▸ **Problem description**
Would you repeat the entries beneath, with nothing changed?
══ Extracted data ══
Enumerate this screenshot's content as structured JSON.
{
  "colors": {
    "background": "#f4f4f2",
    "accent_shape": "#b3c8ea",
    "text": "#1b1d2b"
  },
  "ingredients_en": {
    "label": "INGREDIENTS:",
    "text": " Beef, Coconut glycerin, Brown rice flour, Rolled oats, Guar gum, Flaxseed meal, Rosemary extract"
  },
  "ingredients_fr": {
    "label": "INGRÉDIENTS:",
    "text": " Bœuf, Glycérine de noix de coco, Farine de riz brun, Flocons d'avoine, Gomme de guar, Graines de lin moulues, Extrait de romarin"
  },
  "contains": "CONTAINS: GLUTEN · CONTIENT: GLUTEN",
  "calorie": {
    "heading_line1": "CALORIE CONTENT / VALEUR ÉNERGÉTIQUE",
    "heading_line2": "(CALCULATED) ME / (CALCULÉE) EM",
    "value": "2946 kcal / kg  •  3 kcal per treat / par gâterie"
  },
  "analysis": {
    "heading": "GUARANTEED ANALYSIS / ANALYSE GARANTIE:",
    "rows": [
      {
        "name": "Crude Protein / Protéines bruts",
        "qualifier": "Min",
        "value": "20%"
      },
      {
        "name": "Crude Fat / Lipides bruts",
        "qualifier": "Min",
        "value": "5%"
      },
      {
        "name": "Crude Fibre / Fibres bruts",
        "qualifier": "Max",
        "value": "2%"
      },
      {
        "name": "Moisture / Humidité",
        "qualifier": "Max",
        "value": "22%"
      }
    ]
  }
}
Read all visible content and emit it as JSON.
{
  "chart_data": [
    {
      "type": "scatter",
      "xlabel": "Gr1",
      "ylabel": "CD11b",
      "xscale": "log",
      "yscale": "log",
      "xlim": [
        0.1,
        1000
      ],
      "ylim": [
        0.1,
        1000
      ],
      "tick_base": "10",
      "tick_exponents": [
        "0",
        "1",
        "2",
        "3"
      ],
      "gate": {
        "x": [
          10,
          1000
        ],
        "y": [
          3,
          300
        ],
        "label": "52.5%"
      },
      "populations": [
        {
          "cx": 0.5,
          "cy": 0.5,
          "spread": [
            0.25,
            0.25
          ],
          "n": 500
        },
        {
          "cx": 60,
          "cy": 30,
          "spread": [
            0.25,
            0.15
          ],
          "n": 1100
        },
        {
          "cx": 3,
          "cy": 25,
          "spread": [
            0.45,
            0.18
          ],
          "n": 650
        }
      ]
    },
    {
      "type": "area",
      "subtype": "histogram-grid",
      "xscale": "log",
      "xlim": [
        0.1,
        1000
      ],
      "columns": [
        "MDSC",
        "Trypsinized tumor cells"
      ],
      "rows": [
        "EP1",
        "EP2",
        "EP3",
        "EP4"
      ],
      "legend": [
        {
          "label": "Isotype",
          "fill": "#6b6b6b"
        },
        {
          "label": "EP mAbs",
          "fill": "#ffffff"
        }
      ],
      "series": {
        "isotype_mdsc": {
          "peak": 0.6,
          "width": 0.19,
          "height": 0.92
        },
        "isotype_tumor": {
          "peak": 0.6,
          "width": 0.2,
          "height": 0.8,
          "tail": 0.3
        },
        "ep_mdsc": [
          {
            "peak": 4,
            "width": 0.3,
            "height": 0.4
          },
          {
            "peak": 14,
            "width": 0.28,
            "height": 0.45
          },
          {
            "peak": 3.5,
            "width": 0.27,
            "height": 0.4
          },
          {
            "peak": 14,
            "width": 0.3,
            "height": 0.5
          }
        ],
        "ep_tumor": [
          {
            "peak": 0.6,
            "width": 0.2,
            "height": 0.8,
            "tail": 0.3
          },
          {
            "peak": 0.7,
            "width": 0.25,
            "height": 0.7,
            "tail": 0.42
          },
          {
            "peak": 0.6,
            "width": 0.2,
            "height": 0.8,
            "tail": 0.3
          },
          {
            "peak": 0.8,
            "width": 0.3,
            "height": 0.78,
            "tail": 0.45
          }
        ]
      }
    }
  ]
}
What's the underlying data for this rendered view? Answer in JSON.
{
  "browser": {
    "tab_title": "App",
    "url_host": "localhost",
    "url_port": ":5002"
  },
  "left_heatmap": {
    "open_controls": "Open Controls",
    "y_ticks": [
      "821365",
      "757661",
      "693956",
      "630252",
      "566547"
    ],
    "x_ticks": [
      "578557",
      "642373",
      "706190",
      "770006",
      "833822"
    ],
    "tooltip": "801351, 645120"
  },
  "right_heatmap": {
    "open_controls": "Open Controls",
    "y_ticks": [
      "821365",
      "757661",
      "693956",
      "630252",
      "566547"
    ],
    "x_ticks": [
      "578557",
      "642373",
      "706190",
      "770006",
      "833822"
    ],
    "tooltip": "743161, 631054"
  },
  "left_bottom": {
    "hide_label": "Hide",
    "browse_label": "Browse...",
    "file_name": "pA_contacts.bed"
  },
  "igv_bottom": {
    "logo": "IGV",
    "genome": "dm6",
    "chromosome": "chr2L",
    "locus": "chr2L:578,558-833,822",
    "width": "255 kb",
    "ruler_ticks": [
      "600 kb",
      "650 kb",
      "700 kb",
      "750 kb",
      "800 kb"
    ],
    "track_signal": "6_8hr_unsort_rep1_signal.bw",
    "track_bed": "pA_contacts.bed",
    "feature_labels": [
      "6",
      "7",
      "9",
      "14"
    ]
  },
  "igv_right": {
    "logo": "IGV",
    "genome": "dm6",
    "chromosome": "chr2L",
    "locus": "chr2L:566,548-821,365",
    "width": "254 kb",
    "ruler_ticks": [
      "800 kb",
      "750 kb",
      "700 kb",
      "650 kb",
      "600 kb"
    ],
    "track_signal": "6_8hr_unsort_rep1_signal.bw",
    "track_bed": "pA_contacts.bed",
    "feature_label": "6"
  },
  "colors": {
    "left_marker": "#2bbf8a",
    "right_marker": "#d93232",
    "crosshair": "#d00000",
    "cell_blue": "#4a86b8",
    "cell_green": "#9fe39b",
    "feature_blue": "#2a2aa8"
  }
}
═══
▸ **Answer to the problem**
Enumerate this screenshot's content as structured JSON.
{
  "colors": {
    "background": "#f4f4f2",
    "accent_shape": "#b3c8ea",
    "text": "#1b1d2b"
  },
  "ingredients_en": {
    "label": "INGREDIENTS:",
    "text": " Beef, Coconut glycerin, Brown rice flour, Rolled oats, Guar gum, Flaxseed meal, Rosemary extract"
  },
  "ingredients_fr": {
    "label": "INGRÉDIENTS:",
    "text": " Bœuf, Glycérine de noix de coco, Farine de riz brun, Flocons d'avoine, Gomme de guar, Graines de lin moulues, Extrait de romarin"
  },
  "contains": "CONTAINS: GLUTEN · CONTIENT: GLUTEN",
  "calorie": {
    "heading_line1": "CALORIE CONTENT / VALEUR ÉNERGÉTIQUE",
    "heading_line2": "(CALCULATED) ME / (CALCULÉE) EM",
    "value": "2946 kcal / kg  •  3 kcal per treat / par gâterie"
  },
  "analysis": {
    "heading": "GUARANTEED ANALYSIS / ANALYSE GARANTIE:",
    "rows": [
      {
        "name": "Crude Protein / Protéines bruts",
        "qualifier": "Min",
        "value": "20%"
      },
      {
        "name": "Crude Fat / Lipides bruts",
        "qualifier": "Min",
        "value": "5%"
      },
      {
        "name": "Crude Fibre / Fibres bruts",
        "qualifier": "Max",
        "value": "2%"
      },
      {
        "name": "Moisture / Humidité",
        "qualifier": "Max",
        "value": "22%"
      }
    ]
  }
}
Read all visible content and emit it as JSON.
{
  "chart_data": [
    {
      "type": "scatter",
      "xlabel": "Gr1",
      "ylabel": "CD11b",
      "xscale": "log",
      "yscale": "log",
      "xlim": [
        0.1,
        1000
      ],
      "ylim": [
        0.1,
        1000
      ],
      "tick_base": "10",
      "tick_exponents": [
        "0",
        "1",
        "2",
        "3"
      ],
      "gate": {
        "x": [
          10,
          1000
        ],
        "y": [
          3,
          300
        ],
        "label": "52.5%"
      },
      "populations": [
        {
          "cx": 0.5,
          "cy": 0.5,
          "spread": [
            0.25,
            0.25
          ],
          "n": 500
        },
        {
          "cx": 60,
          "cy": 30,
          "spread": [
            0.25,
            0.15
          ],
          "n": 1100
        },
        {
          "cx": 3,
          "cy": 25,
          "spread": [
            0.45,
            0.18
          ],
          "n": 650
        }
      ]
    },
    {
      "type": "area",
      "subtype": "histogram-grid",
      "xscale": "log",
      "xlim": [
        0.1,
        1000
      ],
      "columns": [
        "MDSC",
        "Trypsinized tumor cells"
      ],
      "rows": [
        "EP1",
        "EP2",
        "EP3",
        "EP4"
      ],
      "legend": [
        {
          "label": "Isotype",
          "fill": "#6b6b6b"
        },
        {
          "label": "EP mAbs",
          "fill": "#ffffff"
        }
      ],
      "series": {
        "isotype_mdsc": {
          "peak": 0.6,
          "width": 0.19,
          "height": 0.92
        },
        "isotype_tumor": {
          "peak": 0.6,
          "width": 0.2,
          "height": 0.8,
          "tail": 0.3
        },
        "ep_mdsc": [
          {
            "peak": 4,
            "width": 0.3,
            "height": 0.4
          },
          {
            "peak": 14,
            "width": 0.28,
            "height": 0.45
          },
          {
            "peak": 3.5,
            "width": 0.27,
            "height": 0.4
          },
          {
            "peak": 14,
            "width": 0.3,
            "height": 0.5
          }
        ],
        "ep_tumor": [
          {
            "peak": 0.6,
            "width": 0.2,
            "height": 0.8,
            "tail": 0.3
          },
          {
            "peak": 0.7,
            "width": 0.25,
            "height": 0.7,
            "tail": 0.42
          },
          {
            "peak": 0.6,
            "width": 0.2,
            "height": 0.8,
            "tail": 0.3
          },
          {
            "peak": 0.8,
            "width": 0.3,
            "height": 0.78,
            "tail": 0.45
          }
        ]
      }
    }
  ]
}
What's the underlying data for this rendered view? Answer in JSON.
{
  "browser": {
    "tab_title": "App",
    "url_host": "localhost",
    "url_port": ":5002"
  },
  "left_heatmap": {
    "open_controls": "Open Controls",
    "y_ticks": [
      "821365",
      "757661",
      "693956",
      "630252",
      "566547"
    ],
    "x_ticks": [
      "578557",
      "642373",
      "706190",
      "770006",
      "833822"
    ],
    "tooltip": "801351, 645120"
  },
  "right_heatmap": {
    "open_controls": "Open Controls",
    "y_ticks": [
      "821365",
      "757661",
      "693956",
      "630252",
      "566547"
    ],
    "x_ticks": [
      "578557",
      "642373",
      "706190",
      "770006",
      "833822"
    ],
    "tooltip": "743161, 631054"
  },
  "left_bottom": {
    "hide_label": "Hide",
    "browse_label": "Browse...",
    "file_name": "pA_contacts.bed"
  },
  "igv_bottom": {
    "logo": "IGV",
    "genome": "dm6",
    "chromosome": "chr2L",
    "locus": "chr2L:578,558-833,822",
    "width": "255 kb",
    "ruler_ticks": [
      "600 kb",
      "650 kb",
      "700 kb",
      "750 kb",
      "800 kb"
    ],
    "track_signal": "6_8hr_unsort_rep1_signal.bw",
    "track_bed": "pA_contacts.bed",
    "feature_labels": [
      "6",
      "7",
      "9",
      "14"
    ]
  },
  "igv_right": {
    "logo": "IGV",
    "genome": "dm6",
    "chromosome": "chr2L",
    "locus": "chr2L:566,548-821,365",
    "width": "254 kb",
    "ruler_ticks": [
      "800 kb",
      "750 kb",
      "700 kb",
      "650 kb",
      "600 kb"
    ],
    "track_signal": "6_8hr_unsort_rep1_signal.bw",
    "track_bed": "pA_contacts.bed",
    "feature_label": "6"
  },
  "colors": {
    "left_marker": "#2bbf8a",
    "right_marker": "#d93232",
    "crosshair": "#d00000",
    "cell_blue": "#4a86b8",
    "cell_green": "#9fe39b",
    "feature_blue": "#2a2aa8"
  }
}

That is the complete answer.